Written task >> Rewrite the lines running from the start of the listing through the line containing "micrograph-panel: 50 um <box>437 280", changing "scale-bar" to "scale-marker" and leaving everything else as it is.

**** Items ****

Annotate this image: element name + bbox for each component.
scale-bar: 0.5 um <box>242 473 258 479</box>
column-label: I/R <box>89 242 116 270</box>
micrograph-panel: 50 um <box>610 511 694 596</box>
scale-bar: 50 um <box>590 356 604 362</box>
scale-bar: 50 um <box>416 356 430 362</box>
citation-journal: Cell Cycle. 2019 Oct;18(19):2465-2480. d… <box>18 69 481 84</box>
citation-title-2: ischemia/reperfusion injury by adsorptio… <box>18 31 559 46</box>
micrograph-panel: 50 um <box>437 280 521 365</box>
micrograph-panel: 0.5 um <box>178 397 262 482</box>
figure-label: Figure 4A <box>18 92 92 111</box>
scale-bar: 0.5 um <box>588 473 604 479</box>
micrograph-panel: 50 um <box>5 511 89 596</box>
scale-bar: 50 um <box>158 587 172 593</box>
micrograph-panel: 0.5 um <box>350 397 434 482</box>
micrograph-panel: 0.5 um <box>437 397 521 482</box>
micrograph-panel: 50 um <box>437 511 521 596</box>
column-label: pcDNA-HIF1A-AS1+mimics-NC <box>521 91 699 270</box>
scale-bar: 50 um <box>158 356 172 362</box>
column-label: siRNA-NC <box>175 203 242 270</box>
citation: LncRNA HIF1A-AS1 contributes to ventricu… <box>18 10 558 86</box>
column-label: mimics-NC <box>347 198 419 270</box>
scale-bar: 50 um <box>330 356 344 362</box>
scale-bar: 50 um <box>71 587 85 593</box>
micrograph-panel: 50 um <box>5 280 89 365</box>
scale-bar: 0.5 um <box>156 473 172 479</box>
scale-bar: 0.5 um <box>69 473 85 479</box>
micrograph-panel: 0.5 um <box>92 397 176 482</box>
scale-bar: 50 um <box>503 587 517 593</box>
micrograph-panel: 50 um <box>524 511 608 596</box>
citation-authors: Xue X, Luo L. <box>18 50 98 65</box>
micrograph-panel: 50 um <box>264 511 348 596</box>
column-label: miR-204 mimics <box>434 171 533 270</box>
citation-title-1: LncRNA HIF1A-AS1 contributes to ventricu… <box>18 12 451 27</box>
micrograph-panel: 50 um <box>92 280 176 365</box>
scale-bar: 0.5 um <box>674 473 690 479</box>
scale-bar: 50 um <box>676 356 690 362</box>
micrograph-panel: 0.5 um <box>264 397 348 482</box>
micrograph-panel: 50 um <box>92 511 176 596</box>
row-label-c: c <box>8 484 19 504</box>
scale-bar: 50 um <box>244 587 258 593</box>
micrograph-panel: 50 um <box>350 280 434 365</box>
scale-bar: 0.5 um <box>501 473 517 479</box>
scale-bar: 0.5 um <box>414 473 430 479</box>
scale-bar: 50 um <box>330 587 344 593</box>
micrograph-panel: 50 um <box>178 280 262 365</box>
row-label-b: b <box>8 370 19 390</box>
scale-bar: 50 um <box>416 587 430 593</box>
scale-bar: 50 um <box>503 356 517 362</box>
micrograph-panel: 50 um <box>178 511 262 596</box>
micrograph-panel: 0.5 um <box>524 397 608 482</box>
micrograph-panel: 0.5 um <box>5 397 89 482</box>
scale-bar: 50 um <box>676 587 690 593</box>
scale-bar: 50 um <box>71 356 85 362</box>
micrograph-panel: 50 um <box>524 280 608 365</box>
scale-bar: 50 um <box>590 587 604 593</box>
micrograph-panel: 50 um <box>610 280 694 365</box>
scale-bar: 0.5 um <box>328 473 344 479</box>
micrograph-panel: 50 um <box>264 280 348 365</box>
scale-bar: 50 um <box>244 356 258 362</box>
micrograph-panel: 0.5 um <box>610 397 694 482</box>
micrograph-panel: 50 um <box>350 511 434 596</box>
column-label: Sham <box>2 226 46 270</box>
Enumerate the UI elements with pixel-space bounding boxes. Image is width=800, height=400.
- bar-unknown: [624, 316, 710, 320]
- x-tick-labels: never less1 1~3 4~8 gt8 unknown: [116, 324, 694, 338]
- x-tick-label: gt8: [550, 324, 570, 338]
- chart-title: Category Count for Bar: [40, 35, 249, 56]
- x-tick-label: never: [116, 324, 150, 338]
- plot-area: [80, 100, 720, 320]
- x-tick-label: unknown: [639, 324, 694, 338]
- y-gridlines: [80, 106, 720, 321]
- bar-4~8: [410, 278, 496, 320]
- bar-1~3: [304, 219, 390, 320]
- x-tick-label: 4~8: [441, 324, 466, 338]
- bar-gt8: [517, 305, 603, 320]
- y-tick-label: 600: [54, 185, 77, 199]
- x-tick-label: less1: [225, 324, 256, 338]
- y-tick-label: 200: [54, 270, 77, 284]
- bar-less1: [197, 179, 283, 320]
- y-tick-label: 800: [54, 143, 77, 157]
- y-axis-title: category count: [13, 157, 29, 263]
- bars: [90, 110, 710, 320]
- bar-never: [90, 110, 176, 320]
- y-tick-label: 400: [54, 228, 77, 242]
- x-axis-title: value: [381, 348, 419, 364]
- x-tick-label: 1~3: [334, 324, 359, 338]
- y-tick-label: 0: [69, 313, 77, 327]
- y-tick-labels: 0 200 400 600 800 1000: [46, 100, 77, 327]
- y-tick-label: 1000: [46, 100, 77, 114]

****

The result >>
Annotate this image: element name + bbox for each component.
scale-marker: 0.5 um <box>242 473 258 479</box>
column-label: I/R <box>89 242 116 270</box>
micrograph-panel: 50 um <box>610 511 694 596</box>
scale-marker: 50 um <box>590 356 604 362</box>
scale-marker: 50 um <box>416 356 430 362</box>
citation-journal: Cell Cycle. 2019 Oct;18(19):2465-2480. d… <box>18 69 481 84</box>
citation-title-2: ischemia/reperfusion injury by adsorptio… <box>18 31 559 46</box>
micrograph-panel: 50 um <box>437 280 521 365</box>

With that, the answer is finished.